Dataset items:
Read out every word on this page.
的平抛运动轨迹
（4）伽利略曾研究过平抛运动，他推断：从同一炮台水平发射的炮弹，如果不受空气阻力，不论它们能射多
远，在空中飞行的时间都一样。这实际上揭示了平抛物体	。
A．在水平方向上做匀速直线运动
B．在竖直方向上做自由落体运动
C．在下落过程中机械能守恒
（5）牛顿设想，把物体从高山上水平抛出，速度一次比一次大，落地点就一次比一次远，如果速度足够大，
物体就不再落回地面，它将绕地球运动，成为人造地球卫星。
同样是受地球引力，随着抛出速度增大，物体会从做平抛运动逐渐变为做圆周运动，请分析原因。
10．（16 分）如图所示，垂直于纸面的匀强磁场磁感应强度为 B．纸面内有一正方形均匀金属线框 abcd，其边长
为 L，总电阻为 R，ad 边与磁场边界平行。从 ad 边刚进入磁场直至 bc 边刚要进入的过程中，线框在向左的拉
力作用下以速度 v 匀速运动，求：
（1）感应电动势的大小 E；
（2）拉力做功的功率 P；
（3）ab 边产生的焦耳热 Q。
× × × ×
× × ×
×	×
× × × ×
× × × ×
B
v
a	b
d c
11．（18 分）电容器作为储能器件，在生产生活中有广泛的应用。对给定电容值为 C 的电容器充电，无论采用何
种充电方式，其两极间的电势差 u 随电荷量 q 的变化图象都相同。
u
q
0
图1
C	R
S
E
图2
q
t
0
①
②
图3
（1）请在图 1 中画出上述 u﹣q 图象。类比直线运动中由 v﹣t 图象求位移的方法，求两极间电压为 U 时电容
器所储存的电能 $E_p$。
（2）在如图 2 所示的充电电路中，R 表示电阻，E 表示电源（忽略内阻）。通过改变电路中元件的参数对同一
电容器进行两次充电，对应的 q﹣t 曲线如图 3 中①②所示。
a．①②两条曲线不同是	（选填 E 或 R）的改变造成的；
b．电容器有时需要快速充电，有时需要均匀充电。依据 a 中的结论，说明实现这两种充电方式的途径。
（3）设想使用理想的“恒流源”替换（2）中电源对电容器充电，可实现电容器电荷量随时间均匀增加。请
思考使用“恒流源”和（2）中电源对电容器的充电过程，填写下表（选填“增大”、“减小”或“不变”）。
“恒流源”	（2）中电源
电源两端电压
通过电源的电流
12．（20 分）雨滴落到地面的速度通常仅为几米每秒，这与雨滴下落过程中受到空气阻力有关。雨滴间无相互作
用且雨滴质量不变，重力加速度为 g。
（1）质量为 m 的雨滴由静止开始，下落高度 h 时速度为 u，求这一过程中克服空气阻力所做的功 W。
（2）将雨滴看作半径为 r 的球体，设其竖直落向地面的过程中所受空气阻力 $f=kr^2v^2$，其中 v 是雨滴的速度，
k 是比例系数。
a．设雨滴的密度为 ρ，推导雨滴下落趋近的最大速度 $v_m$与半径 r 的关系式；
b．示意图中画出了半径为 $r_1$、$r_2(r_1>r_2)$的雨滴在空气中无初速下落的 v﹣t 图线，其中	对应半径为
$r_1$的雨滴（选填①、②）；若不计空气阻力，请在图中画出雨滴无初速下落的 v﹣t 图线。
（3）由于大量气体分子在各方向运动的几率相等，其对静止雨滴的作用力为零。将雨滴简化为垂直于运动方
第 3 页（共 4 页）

● **Task directions**
Can you restate every record above word for word?

● **Problem solution**
Read out every word on this page.
的平抛运动轨迹
（4）伽利略曾研究过平抛运动，他推断：从同一炮台水平发射的炮弹，如果不受空气阻力，不论它们能射多
远，在空中飞行的时间都一样。这实际上揭示了平抛物体	。
A．在水平方向上做匀速直线运动
B．在竖直方向上做自由落体运动
C．在下落过程中机械能守恒
（5）牛顿设想，把物体从高山上水平抛出，速度一次比一次大，落地点就一次比一次远，如果速度足够大，
物体就不再落回地面，它将绕地球运动，成为人造地球卫星。
同样是受地球引力，随着抛出速度增大，物体会从做平抛运动逐渐变为做圆周运动，请分析原因。
10．（16 分）如图所示，垂直于纸面的匀强磁场磁感应强度为 B．纸面内有一正方形均匀金属线框 abcd，其边长
为 L，总电阻为 R，ad 边与磁场边界平行。从 ad 边刚进入磁场直至 bc 边刚要进入的过程中，线框在向左的拉
力作用下以速度 v 匀速运动，求：
（1）感应电动势的大小 E；
（2）拉力做功的功率 P；
（3）ab 边产生的焦耳热 Q。
× × × ×
× × ×
×	×
× × × ×
× × × ×
B
v
a	b
d c
11．（18 分）电容器作为储能器件，在生产生活中有广泛的应用。对给定电容值为 C 的电容器充电，无论采用何
种充电方式，其两极间的电势差 u 随电荷量 q 的变化图象都相同。
u
q
0
图1
C	R
S
E
图2
q
t
0
①
②
图3
（1）请在图 1 中画出上述 u﹣q 图象。类比直线运动中由 v﹣t 图象求位移的方法，求两极间电压为 U 时电容
器所储存的电能 $E_p$。
（2）在如图 2 所示的充电电路中，R 表示电阻，E 表示电源（忽略内阻）。通过改变电路中元件的参数对同一
电容器进行两次充电，对应的 q﹣t 曲线如图 3 中①②所示。
a．①②两条曲线不同是	（选填 E 或 R）的改变造成的；
b．电容器有时需要快速充电，有时需要均匀充电。依据 a 中的结论，说明实现这两种充电方式的途径。
（3）设想使用理想的“恒流源”替换（2）中电源对电容器充电，可实现电容器电荷量随时间均匀增加。请
思考使用“恒流源”和（2）中电源对电容器的充电过程，填写下表（选填“增大”、“减小”或“不变”）。
“恒流源”	（2）中电源
电源两端电压
通过电源的电流
12．（20 分）雨滴落到地面的速度通常仅为几米每秒，这与雨滴下落过程中受到空气阻力有关。雨滴间无相互作
用且雨滴质量不变，重力加速度为 g。
（1）质量为 m 的雨滴由静止开始，下落高度 h 时速度为 u，求这一过程中克服空气阻力所做的功 W。
（2）将雨滴看作半径为 r 的球体，设其竖直落向地面的过程中所受空气阻力 $f=kr^2v^2$，其中 v 是雨滴的速度，
k 是比例系数。
a．设雨滴的密度为 ρ，推导雨滴下落趋近的最大速度 $v_m$与半径 r 的关系式；
b．示意图中画出了半径为 $r_1$、$r_2(r_1>r_2)$的雨滴在空气中无初速下落的 v﹣t 图线，其中	对应半径为
$r_1$的雨滴（选填①、②）；若不计空气阻力，请在图中画出雨滴无初速下落的 v﹣t 图线。
（3）由于大量气体分子在各方向运动的几率相等，其对静止雨滴的作用力为零。将雨滴简化为垂直于运动方
第 3 页（共 4 页）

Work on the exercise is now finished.